[Records from a dataset]
________________________________________

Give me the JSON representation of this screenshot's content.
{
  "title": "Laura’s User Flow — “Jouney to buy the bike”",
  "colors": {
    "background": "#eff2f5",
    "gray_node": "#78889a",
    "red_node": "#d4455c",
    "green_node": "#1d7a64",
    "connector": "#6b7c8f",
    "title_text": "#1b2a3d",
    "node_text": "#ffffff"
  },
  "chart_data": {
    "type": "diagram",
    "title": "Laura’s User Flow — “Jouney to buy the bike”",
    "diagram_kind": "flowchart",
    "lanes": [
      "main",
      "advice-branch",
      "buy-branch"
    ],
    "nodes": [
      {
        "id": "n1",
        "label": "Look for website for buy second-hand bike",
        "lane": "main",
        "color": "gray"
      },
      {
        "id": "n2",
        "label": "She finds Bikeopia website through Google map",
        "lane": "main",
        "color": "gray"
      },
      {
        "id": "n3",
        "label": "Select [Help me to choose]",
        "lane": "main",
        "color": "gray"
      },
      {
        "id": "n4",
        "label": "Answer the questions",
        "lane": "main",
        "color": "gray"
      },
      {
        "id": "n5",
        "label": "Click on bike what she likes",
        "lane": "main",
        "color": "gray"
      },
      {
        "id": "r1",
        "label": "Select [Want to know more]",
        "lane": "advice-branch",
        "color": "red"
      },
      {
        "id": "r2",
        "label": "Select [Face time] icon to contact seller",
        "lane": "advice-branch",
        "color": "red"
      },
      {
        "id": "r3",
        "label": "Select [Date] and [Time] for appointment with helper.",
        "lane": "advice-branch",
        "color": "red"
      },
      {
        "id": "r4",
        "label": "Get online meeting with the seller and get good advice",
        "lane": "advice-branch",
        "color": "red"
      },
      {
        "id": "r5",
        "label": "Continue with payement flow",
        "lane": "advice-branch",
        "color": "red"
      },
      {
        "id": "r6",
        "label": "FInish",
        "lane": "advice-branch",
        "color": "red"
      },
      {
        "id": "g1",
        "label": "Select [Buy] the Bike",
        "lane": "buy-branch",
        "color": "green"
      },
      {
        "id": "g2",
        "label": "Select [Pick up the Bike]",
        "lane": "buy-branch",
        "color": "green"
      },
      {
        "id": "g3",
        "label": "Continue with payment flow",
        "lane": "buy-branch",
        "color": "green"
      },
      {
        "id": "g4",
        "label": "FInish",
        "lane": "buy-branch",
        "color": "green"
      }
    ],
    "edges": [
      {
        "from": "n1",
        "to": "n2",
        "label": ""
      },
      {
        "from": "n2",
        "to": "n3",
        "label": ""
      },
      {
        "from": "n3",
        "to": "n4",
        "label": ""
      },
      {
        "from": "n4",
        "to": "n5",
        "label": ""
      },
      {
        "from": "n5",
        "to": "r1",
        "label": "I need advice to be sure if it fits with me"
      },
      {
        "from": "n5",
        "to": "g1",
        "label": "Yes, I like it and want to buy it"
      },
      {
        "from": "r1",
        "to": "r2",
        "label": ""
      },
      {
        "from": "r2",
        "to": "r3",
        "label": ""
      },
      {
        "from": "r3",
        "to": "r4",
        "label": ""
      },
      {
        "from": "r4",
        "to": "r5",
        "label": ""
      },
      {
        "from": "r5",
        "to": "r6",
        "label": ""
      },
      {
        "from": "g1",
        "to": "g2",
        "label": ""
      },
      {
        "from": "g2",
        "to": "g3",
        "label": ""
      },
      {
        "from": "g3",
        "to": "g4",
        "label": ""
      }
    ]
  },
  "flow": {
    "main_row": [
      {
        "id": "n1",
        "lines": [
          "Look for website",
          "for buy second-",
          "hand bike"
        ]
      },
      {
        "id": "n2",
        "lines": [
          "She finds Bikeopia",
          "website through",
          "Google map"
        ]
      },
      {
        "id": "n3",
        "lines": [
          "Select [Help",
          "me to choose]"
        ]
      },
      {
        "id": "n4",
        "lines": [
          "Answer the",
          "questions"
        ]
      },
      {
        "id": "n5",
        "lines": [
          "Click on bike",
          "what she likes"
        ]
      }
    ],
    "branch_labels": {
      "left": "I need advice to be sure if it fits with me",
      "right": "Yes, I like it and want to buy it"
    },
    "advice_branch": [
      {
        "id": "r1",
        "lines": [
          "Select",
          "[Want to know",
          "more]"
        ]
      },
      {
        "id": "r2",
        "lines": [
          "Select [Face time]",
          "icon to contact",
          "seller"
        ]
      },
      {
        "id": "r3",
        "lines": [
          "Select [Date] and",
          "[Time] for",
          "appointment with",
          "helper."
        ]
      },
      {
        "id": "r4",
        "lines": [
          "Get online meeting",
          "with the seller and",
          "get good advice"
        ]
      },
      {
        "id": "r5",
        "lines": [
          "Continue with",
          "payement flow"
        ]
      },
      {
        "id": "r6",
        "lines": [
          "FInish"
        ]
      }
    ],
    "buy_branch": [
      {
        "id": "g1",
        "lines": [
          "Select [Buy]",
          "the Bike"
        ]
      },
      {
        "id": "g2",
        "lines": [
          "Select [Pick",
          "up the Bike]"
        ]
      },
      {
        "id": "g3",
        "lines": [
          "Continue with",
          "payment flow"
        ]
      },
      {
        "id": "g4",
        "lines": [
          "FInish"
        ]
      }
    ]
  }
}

________________________________________

| Your task |
Go through the entries above and copy every line containing "helper".

| Output of the task |
        "label": "Select [Date] and [Time] for appointment with helper.",
          "helper."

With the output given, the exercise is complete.